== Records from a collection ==
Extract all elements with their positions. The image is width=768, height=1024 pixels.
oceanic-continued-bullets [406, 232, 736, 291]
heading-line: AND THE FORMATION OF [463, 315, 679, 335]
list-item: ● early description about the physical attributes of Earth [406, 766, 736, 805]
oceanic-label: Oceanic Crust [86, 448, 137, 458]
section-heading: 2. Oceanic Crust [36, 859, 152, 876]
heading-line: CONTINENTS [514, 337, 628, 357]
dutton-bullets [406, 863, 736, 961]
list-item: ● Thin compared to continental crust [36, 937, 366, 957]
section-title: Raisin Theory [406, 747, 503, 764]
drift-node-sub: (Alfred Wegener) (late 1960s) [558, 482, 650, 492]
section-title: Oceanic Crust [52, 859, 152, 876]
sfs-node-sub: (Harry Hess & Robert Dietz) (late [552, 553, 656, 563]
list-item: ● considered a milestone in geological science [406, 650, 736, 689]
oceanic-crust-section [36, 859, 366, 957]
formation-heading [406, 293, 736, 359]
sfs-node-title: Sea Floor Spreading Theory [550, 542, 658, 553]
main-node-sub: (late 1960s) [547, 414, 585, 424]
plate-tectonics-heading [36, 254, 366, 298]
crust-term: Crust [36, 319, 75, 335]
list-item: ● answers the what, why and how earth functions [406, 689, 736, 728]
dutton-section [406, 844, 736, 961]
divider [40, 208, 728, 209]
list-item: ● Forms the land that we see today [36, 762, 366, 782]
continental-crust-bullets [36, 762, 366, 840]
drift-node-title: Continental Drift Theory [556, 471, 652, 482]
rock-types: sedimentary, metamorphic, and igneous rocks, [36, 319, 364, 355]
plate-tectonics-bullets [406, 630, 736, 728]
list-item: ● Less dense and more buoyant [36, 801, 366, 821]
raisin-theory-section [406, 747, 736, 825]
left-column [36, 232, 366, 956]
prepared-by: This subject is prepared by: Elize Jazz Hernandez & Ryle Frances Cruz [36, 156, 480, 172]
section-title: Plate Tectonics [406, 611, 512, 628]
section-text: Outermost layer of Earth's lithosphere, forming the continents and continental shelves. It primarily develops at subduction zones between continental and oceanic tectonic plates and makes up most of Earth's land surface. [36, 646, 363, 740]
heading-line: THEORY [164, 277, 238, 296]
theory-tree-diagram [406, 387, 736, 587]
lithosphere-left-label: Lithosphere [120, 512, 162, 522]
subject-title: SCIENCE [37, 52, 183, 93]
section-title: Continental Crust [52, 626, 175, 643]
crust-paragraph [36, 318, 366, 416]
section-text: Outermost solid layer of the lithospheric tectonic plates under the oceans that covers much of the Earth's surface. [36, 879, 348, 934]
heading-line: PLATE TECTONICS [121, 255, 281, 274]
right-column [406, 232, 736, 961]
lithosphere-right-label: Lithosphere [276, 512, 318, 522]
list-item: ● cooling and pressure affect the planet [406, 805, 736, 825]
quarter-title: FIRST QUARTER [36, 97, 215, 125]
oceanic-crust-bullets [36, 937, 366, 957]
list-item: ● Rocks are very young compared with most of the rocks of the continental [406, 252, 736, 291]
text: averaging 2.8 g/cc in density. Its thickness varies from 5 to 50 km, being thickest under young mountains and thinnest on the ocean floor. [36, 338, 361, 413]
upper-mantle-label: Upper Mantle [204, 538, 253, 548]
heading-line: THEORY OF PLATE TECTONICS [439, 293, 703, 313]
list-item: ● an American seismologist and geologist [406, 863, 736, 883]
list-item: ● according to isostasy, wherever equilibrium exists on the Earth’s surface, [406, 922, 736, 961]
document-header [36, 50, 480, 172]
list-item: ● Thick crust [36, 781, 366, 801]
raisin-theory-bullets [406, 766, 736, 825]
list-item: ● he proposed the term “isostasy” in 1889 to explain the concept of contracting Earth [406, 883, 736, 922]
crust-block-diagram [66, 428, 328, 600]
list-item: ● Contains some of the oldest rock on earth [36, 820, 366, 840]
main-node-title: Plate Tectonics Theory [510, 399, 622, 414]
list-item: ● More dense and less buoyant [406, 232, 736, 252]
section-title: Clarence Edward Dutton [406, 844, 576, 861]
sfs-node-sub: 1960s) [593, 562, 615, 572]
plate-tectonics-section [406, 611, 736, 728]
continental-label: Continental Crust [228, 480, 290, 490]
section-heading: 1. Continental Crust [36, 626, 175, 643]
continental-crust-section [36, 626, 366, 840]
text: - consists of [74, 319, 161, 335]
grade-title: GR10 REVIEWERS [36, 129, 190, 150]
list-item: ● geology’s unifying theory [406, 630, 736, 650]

== Set exercise ==
Could you copy every line of the records above, character for character, with nothing changed?

== Worked solution ==
Extract all elements with their positions. The image is width=768, height=1024 pixels.
oceanic-continued-bullets [406, 232, 736, 291]
heading-line: AND THE FORMATION OF [463, 315, 679, 335]
list-item: ● early description about the physical attributes of Earth [406, 766, 736, 805]
oceanic-label: Oceanic Crust [86, 448, 137, 458]
section-heading: 2. Oceanic Crust [36, 859, 152, 876]
heading-line: CONTINENTS [514, 337, 628, 357]
dutton-bullets [406, 863, 736, 961]
list-item: ● Thin compared to continental crust [36, 937, 366, 957]
section-title: Raisin Theory [406, 747, 503, 764]
drift-node-sub: (Alfred Wegener) (late 1960s) [558, 482, 650, 492]
section-title: Oceanic Crust [52, 859, 152, 876]
sfs-node-sub: (Harry Hess & Robert Dietz) (late [552, 553, 656, 563]
list-item: ● considered a milestone in geological science [406, 650, 736, 689]
oceanic-crust-section [36, 859, 366, 957]
formation-heading [406, 293, 736, 359]
sfs-node-title: Sea Floor Spreading Theory [550, 542, 658, 553]
main-node-sub: (late 1960s) [547, 414, 585, 424]
plate-tectonics-heading [36, 254, 366, 298]
crust-term: Crust [36, 319, 75, 335]
list-item: ● answers the what, why and how earth functions [406, 689, 736, 728]
dutton-section [406, 844, 736, 961]
divider [40, 208, 728, 209]
list-item: ● Forms the land that we see today [36, 762, 366, 782]
continental-crust-bullets [36, 762, 366, 840]
drift-node-title: Continental Drift Theory [556, 471, 652, 482]
rock-types: sedimentary, metamorphic, and igneous rocks, [36, 319, 364, 355]
plate-tectonics-bullets [406, 630, 736, 728]
list-item: ● Less dense and more buoyant [36, 801, 366, 821]
raisin-theory-section [406, 747, 736, 825]
left-column [36, 232, 366, 956]
prepared-by: This subject is prepared by: Elize Jazz Hernandez & Ryle Frances Cruz [36, 156, 480, 172]
section-title: Plate Tectonics [406, 611, 512, 628]
section-text: Outermost layer of Earth's lithosphere, forming the continents and continental shelves. It primarily develops at subduction zones between continental and oceanic tectonic plates and makes up most of Earth's land surface. [36, 646, 363, 740]
heading-line: THEORY [164, 277, 238, 296]
theory-tree-diagram [406, 387, 736, 587]
lithosphere-left-label: Lithosphere [120, 512, 162, 522]
subject-title: SCIENCE [37, 52, 183, 93]
section-title: Continental Crust [52, 626, 175, 643]
crust-paragraph [36, 318, 366, 416]
section-text: Outermost solid layer of the lithospheric tectonic plates under the oceans that covers much of the Earth's surface. [36, 879, 348, 934]
heading-line: PLATE TECTONICS [121, 255, 281, 274]
right-column [406, 232, 736, 961]
lithosphere-right-label: Lithosphere [276, 512, 318, 522]
list-item: ● cooling and pressure affect the planet [406, 805, 736, 825]
quarter-title: FIRST QUARTER [36, 97, 215, 125]
oceanic-crust-bullets [36, 937, 366, 957]
list-item: ● Rocks are very young compared with most of the rocks of the continental [406, 252, 736, 291]
text: averaging 2.8 g/cc in density. Its thickness varies from 5 to 50 km, being thickest under young mountains and thinnest on the ocean floor. [36, 338, 361, 413]
upper-mantle-label: Upper Mantle [204, 538, 253, 548]
heading-line: THEORY OF PLATE TECTONICS [439, 293, 703, 313]
list-item: ● an American seismologist and geologist [406, 863, 736, 883]
list-item: ● according to isostasy, wherever equilibrium exists on the Earth’s surface, [406, 922, 736, 961]
document-header [36, 50, 480, 172]
list-item: ● Thick crust [36, 781, 366, 801]
raisin-theory-bullets [406, 766, 736, 825]
list-item: ● he proposed the term “isostasy” in 1889 to explain the concept of contracting Earth [406, 883, 736, 922]
crust-block-diagram [66, 428, 328, 600]
list-item: ● Contains some of the oldest rock on earth [36, 820, 366, 840]
main-node-title: Plate Tectonics Theory [510, 399, 622, 414]
list-item: ● More dense and less buoyant [406, 232, 736, 252]
section-title: Clarence Edward Dutton [406, 844, 576, 861]
sfs-node-sub: 1960s) [593, 562, 615, 572]
plate-tectonics-section [406, 611, 736, 728]
continental-label: Continental Crust [228, 480, 290, 490]
section-heading: 1. Continental Crust [36, 626, 175, 643]
continental-crust-section [36, 626, 366, 840]
text: - consists of [74, 319, 161, 335]
grade-title: GR10 REVIEWERS [36, 129, 190, 150]
list-item: ● geology’s unifying theory [406, 630, 736, 650]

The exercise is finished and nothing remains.